- **Given exercise**
Select every line holding the word "content" and copy it.

- **Records for this exercise**
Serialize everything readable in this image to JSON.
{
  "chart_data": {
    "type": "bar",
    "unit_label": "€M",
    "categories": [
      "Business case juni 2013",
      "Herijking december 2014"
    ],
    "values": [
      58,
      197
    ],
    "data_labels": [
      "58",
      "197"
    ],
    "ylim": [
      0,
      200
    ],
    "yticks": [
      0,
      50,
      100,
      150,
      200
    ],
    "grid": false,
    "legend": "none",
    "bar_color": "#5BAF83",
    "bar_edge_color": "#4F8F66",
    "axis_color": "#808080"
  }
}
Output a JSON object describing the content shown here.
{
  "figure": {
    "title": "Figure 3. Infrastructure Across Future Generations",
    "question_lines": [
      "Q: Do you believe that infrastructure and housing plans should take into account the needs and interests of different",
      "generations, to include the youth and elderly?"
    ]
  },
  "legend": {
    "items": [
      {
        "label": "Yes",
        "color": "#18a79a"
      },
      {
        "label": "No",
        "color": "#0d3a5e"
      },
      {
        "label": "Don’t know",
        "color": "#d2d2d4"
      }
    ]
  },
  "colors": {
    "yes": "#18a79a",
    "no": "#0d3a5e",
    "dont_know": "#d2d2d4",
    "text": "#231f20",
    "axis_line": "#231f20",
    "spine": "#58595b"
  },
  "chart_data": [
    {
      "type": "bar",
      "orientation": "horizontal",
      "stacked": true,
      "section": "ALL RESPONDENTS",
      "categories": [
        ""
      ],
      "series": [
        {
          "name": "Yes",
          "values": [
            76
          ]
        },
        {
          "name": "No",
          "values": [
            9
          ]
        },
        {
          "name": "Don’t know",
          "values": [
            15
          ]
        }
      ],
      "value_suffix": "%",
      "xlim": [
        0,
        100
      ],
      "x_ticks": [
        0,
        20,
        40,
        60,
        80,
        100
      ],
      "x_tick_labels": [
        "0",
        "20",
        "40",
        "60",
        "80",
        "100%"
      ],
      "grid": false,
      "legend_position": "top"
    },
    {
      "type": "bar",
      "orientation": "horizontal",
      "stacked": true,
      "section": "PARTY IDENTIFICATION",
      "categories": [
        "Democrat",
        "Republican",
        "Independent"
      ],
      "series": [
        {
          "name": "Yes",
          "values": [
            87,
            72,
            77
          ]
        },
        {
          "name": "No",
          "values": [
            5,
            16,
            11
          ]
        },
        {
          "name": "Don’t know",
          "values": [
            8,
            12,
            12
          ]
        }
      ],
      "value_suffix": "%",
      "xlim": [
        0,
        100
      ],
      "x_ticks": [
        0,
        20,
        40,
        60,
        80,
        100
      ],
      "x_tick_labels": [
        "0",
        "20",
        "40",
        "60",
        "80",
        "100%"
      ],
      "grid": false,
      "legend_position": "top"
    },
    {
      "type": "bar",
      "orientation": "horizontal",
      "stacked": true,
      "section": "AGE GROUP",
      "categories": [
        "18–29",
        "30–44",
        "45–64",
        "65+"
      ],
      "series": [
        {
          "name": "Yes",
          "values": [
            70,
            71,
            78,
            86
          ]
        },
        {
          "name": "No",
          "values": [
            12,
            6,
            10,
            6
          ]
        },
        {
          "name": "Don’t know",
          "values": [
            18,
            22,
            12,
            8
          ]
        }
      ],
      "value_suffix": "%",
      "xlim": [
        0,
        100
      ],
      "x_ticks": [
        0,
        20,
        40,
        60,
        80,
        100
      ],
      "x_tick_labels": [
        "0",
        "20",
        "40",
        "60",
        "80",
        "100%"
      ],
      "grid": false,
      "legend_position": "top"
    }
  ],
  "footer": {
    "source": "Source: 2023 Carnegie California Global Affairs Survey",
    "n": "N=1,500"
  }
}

...

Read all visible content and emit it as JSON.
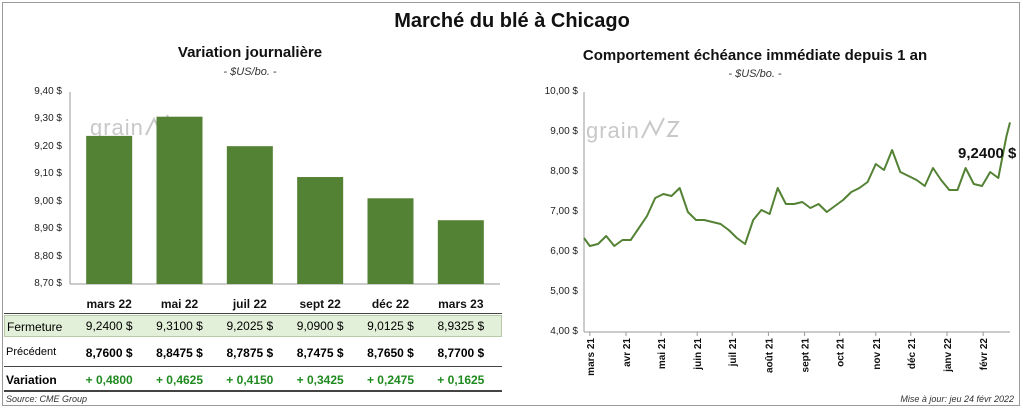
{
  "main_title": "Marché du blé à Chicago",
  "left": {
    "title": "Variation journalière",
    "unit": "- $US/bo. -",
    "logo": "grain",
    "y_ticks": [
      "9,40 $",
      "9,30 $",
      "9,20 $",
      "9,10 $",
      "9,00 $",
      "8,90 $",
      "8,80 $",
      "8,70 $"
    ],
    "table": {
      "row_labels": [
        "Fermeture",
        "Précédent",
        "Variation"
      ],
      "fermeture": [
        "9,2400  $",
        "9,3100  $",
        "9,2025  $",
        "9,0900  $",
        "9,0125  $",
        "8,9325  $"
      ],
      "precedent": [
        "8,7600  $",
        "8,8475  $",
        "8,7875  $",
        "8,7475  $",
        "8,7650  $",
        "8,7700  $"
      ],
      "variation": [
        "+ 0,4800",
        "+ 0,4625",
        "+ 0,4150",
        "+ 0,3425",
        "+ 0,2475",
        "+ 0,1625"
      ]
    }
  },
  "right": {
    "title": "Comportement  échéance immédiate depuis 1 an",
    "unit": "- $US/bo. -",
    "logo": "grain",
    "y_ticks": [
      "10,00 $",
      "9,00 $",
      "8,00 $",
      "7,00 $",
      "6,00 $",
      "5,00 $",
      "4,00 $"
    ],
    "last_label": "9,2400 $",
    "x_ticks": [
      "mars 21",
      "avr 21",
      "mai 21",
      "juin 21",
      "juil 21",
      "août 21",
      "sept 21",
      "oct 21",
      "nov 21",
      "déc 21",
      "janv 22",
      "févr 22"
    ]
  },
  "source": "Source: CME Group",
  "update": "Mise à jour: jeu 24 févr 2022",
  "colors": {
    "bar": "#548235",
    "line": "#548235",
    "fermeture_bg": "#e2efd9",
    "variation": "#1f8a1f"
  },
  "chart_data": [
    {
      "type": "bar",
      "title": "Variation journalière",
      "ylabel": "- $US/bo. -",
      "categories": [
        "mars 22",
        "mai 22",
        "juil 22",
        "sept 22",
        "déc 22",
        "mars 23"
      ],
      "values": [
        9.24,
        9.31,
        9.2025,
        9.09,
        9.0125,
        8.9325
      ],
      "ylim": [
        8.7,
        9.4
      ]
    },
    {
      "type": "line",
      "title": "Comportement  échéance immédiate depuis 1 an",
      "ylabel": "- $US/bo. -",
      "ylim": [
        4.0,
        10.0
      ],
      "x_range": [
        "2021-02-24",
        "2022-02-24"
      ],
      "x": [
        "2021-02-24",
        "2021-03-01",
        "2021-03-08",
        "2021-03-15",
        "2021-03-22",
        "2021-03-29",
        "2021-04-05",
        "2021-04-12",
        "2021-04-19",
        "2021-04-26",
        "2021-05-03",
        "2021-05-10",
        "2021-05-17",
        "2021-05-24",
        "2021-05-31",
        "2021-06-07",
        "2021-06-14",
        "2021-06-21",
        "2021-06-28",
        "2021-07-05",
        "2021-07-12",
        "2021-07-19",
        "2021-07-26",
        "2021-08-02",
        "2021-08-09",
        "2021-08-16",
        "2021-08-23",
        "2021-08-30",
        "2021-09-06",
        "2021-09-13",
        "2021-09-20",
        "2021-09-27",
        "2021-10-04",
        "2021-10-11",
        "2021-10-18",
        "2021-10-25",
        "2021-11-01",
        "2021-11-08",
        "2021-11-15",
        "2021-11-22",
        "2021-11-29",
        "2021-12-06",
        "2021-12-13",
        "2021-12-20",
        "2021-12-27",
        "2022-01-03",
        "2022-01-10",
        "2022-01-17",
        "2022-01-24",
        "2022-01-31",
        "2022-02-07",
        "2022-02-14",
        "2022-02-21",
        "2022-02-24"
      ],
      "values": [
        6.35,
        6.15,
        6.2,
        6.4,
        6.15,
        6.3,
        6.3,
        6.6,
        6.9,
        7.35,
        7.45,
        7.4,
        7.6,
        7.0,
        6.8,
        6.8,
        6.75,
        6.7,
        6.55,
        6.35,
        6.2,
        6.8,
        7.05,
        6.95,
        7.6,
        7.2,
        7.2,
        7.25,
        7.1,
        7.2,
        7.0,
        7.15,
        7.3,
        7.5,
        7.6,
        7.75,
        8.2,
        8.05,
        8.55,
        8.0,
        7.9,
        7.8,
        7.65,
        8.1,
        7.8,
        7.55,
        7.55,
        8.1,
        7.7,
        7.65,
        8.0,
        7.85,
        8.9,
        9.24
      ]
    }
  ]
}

- **Exercise output**
Output a JSON object describing the content shown here.
Read all visible content and emit it as JSON.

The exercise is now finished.